[START]
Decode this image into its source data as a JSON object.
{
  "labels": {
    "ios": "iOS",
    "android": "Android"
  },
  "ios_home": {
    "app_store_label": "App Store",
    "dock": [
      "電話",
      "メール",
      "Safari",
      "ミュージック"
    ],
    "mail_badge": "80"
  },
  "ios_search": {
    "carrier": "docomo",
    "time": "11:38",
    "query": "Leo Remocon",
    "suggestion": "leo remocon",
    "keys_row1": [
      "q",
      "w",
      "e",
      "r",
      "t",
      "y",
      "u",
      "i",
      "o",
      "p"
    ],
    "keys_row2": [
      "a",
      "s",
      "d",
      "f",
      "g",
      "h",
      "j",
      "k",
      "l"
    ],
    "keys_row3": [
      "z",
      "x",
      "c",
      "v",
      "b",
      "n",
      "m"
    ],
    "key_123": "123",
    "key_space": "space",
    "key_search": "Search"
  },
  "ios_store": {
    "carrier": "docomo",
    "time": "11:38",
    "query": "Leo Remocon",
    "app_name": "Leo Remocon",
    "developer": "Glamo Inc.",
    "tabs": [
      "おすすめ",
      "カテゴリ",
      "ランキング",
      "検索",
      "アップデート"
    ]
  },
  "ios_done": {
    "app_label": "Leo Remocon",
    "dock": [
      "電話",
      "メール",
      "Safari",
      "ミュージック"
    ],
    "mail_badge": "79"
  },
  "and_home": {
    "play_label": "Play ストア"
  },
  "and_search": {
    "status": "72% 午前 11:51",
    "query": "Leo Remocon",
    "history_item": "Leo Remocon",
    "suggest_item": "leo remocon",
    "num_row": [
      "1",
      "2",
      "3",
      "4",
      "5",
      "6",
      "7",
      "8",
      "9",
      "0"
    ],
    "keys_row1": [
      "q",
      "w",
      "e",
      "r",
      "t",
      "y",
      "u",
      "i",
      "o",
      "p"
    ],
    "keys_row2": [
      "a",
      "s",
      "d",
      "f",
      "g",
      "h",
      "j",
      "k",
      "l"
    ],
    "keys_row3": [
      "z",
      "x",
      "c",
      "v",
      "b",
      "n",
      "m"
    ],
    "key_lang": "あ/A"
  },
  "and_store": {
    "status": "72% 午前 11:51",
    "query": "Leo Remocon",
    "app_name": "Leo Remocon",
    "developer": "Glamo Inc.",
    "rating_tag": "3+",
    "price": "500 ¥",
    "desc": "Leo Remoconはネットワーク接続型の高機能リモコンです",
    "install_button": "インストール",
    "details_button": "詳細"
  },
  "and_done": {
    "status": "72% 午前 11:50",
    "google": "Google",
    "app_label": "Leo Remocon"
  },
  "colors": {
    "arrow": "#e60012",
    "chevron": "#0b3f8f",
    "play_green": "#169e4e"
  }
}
[END]
STATED PROBLEM: The records above are to be repeated exactly, in their entirety.

OUTPUT FOR THIS EXERCISE:
Decode this image into its source data as a JSON object.
{
  "labels": {
    "ios": "iOS",
    "android": "Android"
  },
  "ios_home": {
    "app_store_label": "App Store",
    "dock": [
      "電話",
      "メール",
      "Safari",
      "ミュージック"
    ],
    "mail_badge": "80"
  },
  "ios_search": {
    "carrier": "docomo",
    "time": "11:38",
    "query": "Leo Remocon",
    "suggestion": "leo remocon",
    "keys_row1": [
      "q",
      "w",
      "e",
      "r",
      "t",
      "y",
      "u",
      "i",
      "o",
      "p"
    ],
    "keys_row2": [
      "a",
      "s",
      "d",
      "f",
      "g",
      "h",
      "j",
      "k",
      "l"
    ],
    "keys_row3": [
      "z",
      "x",
      "c",
      "v",
      "b",
      "n",
      "m"
    ],
    "key_123": "123",
    "key_space": "space",
    "key_search": "Search"
  },
  "ios_store": {
    "carrier": "docomo",
    "time": "11:38",
    "query": "Leo Remocon",
    "app_name": "Leo Remocon",
    "developer": "Glamo Inc.",
    "tabs": [
      "おすすめ",
      "カテゴリ",
      "ランキング",
      "検索",
      "アップデート"
    ]
  },
  "ios_done": {
    "app_label": "Leo Remocon",
    "dock": [
      "電話",
      "メール",
      "Safari",
      "ミュージック"
    ],
    "mail_badge": "79"
  },
  "and_home": {
    "play_label": "Play ストア"
  },
  "and_search": {
    "status": "72% 午前 11:51",
    "query": "Leo Remocon",
    "history_item": "Leo Remocon",
    "suggest_item": "leo remocon",
    "num_row": [
      "1",
      "2",
      "3",
      "4",
      "5",
      "6",
      "7",
      "8",
      "9",
      "0"
    ],
    "keys_row1": [
      "q",
      "w",
      "e",
      "r",
      "t",
      "y",
      "u",
      "i",
      "o",
      "p"
    ],
    "keys_row2": [
      "a",
      "s",
      "d",
      "f",
      "g",
      "h",
      "j",
      "k",
      "l"
    ],
    "keys_row3": [
      "z",
      "x",
      "c",
      "v",
      "b",
      "n",
      "m"
    ],
    "key_lang": "あ/A"
  },
  "and_store": {
    "status": "72% 午前 11:51",
    "query": "Leo Remocon",
    "app_name": "Leo Remocon",
    "developer": "Glamo Inc.",
    "rating_tag": "3+",
    "price": "500 ¥",
    "desc": "Leo Remoconはネットワーク接続型の高機能リモコンです",
    "install_button": "インストール",
    "details_button": "詳細"
  },
  "and_done": {
    "status": "72% 午前 11:50",
    "google": "Google",
    "app_label": "Leo Remocon"
  },
  "colors": {
    "arrow": "#e60012",
    "chevron": "#0b3f8f",
    "play_green": "#169e4e"
  }
}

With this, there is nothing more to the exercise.